## Start Extracted data
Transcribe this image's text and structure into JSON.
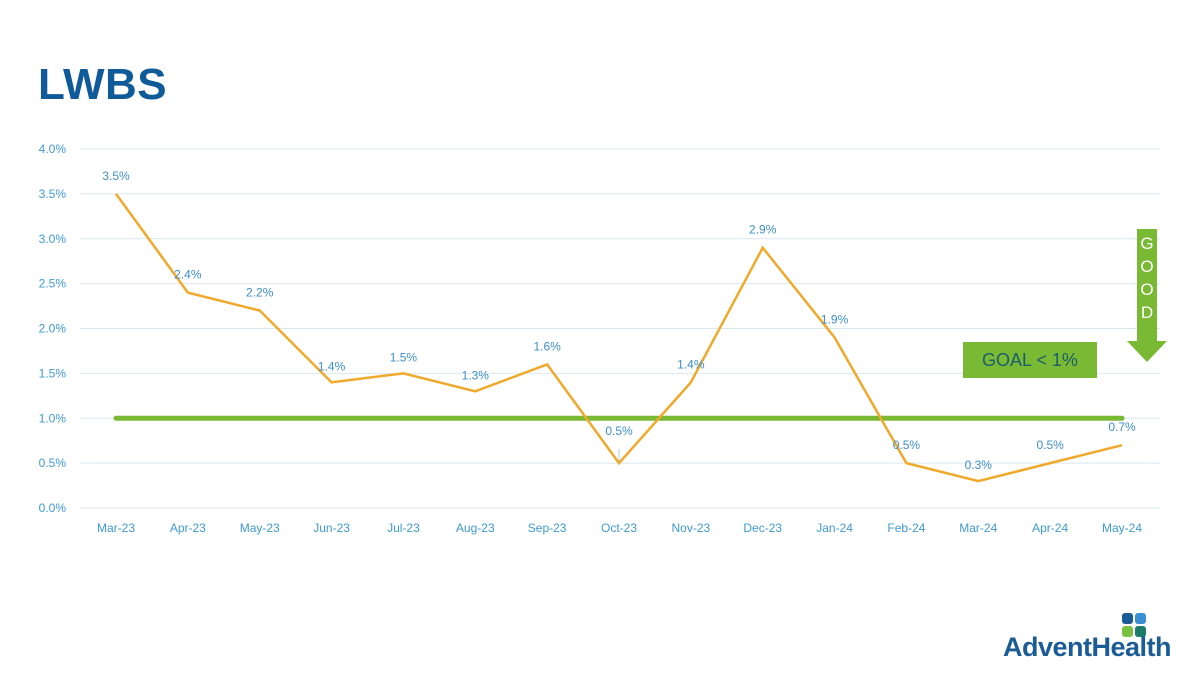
{
  "page": {
    "title": "LWBS"
  },
  "annotations": {
    "goal_label": "GOAL < 1%",
    "good_letters": [
      "G",
      "O",
      "O",
      "D"
    ]
  },
  "logo": {
    "text": "AdventHealth",
    "colors": {
      "text": "#1b5c97",
      "tile_dark_blue": "#1b5c97",
      "tile_light_blue": "#3b8fd0",
      "tile_green": "#7ac143",
      "tile_teal": "#1a7d6a"
    }
  },
  "colors": {
    "title": "#0f5a98",
    "series_line": "#f0a92a",
    "goal_line": "#7ab934",
    "gridline": "#d9e8f0",
    "axis_text": "#3d9bd6"
  },
  "chart_data": {
    "type": "line",
    "title": "LWBS",
    "xlabel": "",
    "ylabel": "",
    "categories": [
      "Mar-23",
      "Apr-23",
      "May-23",
      "Jun-23",
      "Jul-23",
      "Aug-23",
      "Sep-23",
      "Oct-23",
      "Nov-23",
      "Dec-23",
      "Jan-24",
      "Feb-24",
      "Mar-24",
      "Apr-24",
      "May-24"
    ],
    "series": [
      {
        "name": "LWBS",
        "values": [
          3.5,
          2.4,
          2.2,
          1.4,
          1.5,
          1.3,
          1.6,
          0.5,
          1.4,
          2.9,
          1.9,
          0.5,
          0.3,
          0.5,
          0.7
        ],
        "labels": [
          "3.5%",
          "2.4%",
          "2.2%",
          "1.4%",
          "1.5%",
          "1.3%",
          "1.6%",
          "0.5%",
          "1.4%",
          "2.9%",
          "1.9%",
          "0.5%",
          "0.3%",
          "0.5%",
          "0.7%"
        ]
      },
      {
        "name": "Goal",
        "values": [
          1.0,
          1.0,
          1.0,
          1.0,
          1.0,
          1.0,
          1.0,
          1.0,
          1.0,
          1.0,
          1.0,
          1.0,
          1.0,
          1.0,
          1.0
        ]
      }
    ],
    "yticks": [
      "0.0%",
      "0.5%",
      "1.0%",
      "1.5%",
      "2.0%",
      "2.5%",
      "3.0%",
      "3.5%",
      "4.0%"
    ],
    "ytick_values": [
      0,
      0.5,
      1.0,
      1.5,
      2.0,
      2.5,
      3.0,
      3.5,
      4.0
    ],
    "ylim": [
      0,
      4.0
    ],
    "grid": true,
    "legend": "none",
    "annotations": [
      "GOAL < 1%",
      "GOOD (downward arrow)"
    ]
  }
}
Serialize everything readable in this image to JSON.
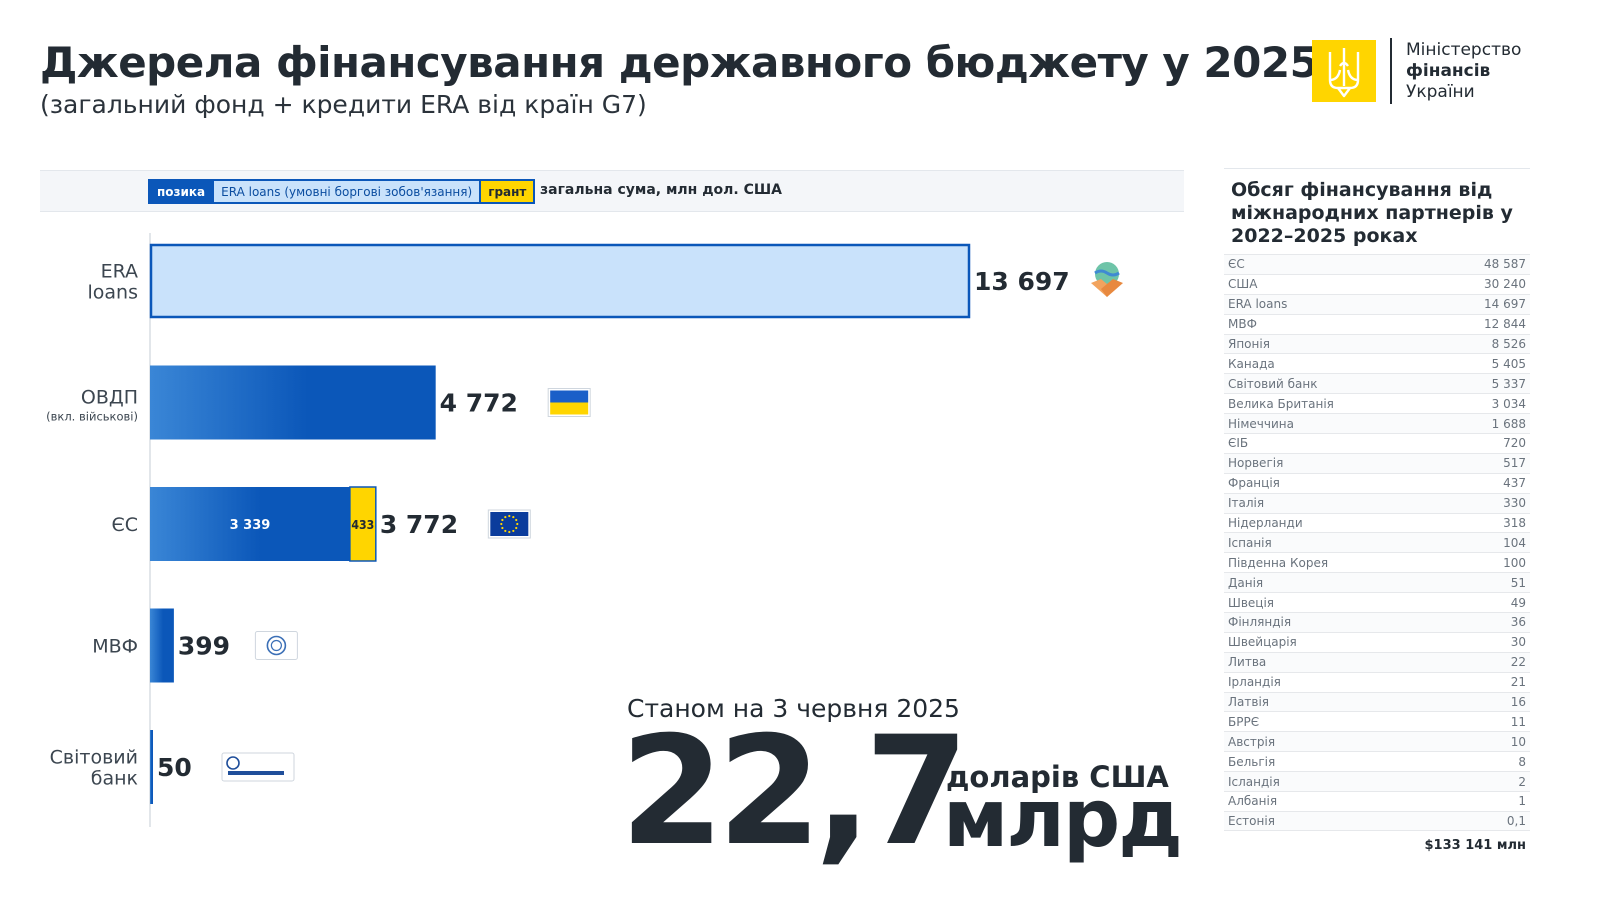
{
  "header": {
    "title": "Джерела фінансування державного бюджету у 2025",
    "subtitle": "(загальний фонд + кредити ERA від країн G7)"
  },
  "logo": {
    "line1": "Міністерство",
    "line2": "фінансів",
    "line3": "України"
  },
  "legend": {
    "loan": "позика",
    "era": "ERA loans (умовні боргові зобов'язання)",
    "grant": "грант",
    "total": "загальна сума, млн дол. США"
  },
  "colors": {
    "loan": "#0b57b9",
    "loan_light": "#3a86d6",
    "era_fill": "#c9e2fb",
    "grant": "#ffd500",
    "text": "#232b33"
  },
  "chart_data": {
    "type": "bar",
    "orientation": "horizontal",
    "stacked": true,
    "categories": [
      {
        "label": "ERA\nloans",
        "sublabel": "",
        "icon": "handshake-globe-icon"
      },
      {
        "label": "ОВДП",
        "sublabel": "(вкл. військові)",
        "icon": "ukraine-flag-icon"
      },
      {
        "label": "ЄС",
        "sublabel": "",
        "icon": "eu-flag-icon"
      },
      {
        "label": "МВФ",
        "sublabel": "",
        "icon": "imf-seal-icon"
      },
      {
        "label": "Світовий\nбанк",
        "sublabel": "",
        "icon": "world-bank-logo-icon"
      }
    ],
    "series": [
      {
        "name": "позика",
        "values": [
          0,
          4772,
          3339,
          399,
          50
        ]
      },
      {
        "name": "ERA loans (умовні боргові зобов'язання)",
        "values": [
          13697,
          0,
          0,
          0,
          0
        ]
      },
      {
        "name": "грант",
        "values": [
          0,
          0,
          433,
          0,
          0
        ]
      }
    ],
    "segment_labels": {
      "ЄС": [
        "3 339",
        "433"
      ]
    },
    "totals": [
      13697,
      4772,
      3772,
      399,
      50
    ],
    "total_labels": [
      "13 697",
      "4 772",
      "3 772",
      "399",
      "50"
    ],
    "xlim": [
      0,
      13697
    ],
    "legend_position": "top",
    "grid": false
  },
  "summary": {
    "date": "Станом на 3 червня 2025",
    "amount": "22,7",
    "currency": "доларів США",
    "unit": "млрд"
  },
  "partners": {
    "title": "Обсяг фінансування від міжнародних партнерів у 2022–2025 роках",
    "rows": [
      {
        "name": "ЄС",
        "value": "48 587"
      },
      {
        "name": "США",
        "value": "30 240"
      },
      {
        "name": "ERA loans",
        "value": "14 697"
      },
      {
        "name": "МВФ",
        "value": "12 844"
      },
      {
        "name": "Японія",
        "value": "8 526"
      },
      {
        "name": "Канада",
        "value": "5 405"
      },
      {
        "name": "Світовий банк",
        "value": "5 337"
      },
      {
        "name": "Велика Британія",
        "value": "3 034"
      },
      {
        "name": "Німеччина",
        "value": "1 688"
      },
      {
        "name": "ЄІБ",
        "value": "720"
      },
      {
        "name": "Норвегія",
        "value": "517"
      },
      {
        "name": "Франція",
        "value": "437"
      },
      {
        "name": "Італія",
        "value": "330"
      },
      {
        "name": "Нідерланди",
        "value": "318"
      },
      {
        "name": "Іспанія",
        "value": "104"
      },
      {
        "name": "Південна Корея",
        "value": "100"
      },
      {
        "name": "Данія",
        "value": "51"
      },
      {
        "name": "Швеція",
        "value": "49"
      },
      {
        "name": "Фінляндія",
        "value": "36"
      },
      {
        "name": "Швейцарія",
        "value": "30"
      },
      {
        "name": "Литва",
        "value": "22"
      },
      {
        "name": "Ірландія",
        "value": "21"
      },
      {
        "name": "Латвія",
        "value": "16"
      },
      {
        "name": "БРРЄ",
        "value": "11"
      },
      {
        "name": "Австрія",
        "value": "10"
      },
      {
        "name": "Бельгія",
        "value": "8"
      },
      {
        "name": "Ісландія",
        "value": "2"
      },
      {
        "name": "Албанія",
        "value": "1"
      },
      {
        "name": "Естонія",
        "value": "0,1"
      }
    ],
    "total": "$133 141 млн"
  }
}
## End Extracted data
Using the listing, copy every line where the word "умовні" shows up.

    "era": "ERA loans (умовні боргові зобов'язання)",
        "name": "ERA loans (умовні боргові зобов'язання)",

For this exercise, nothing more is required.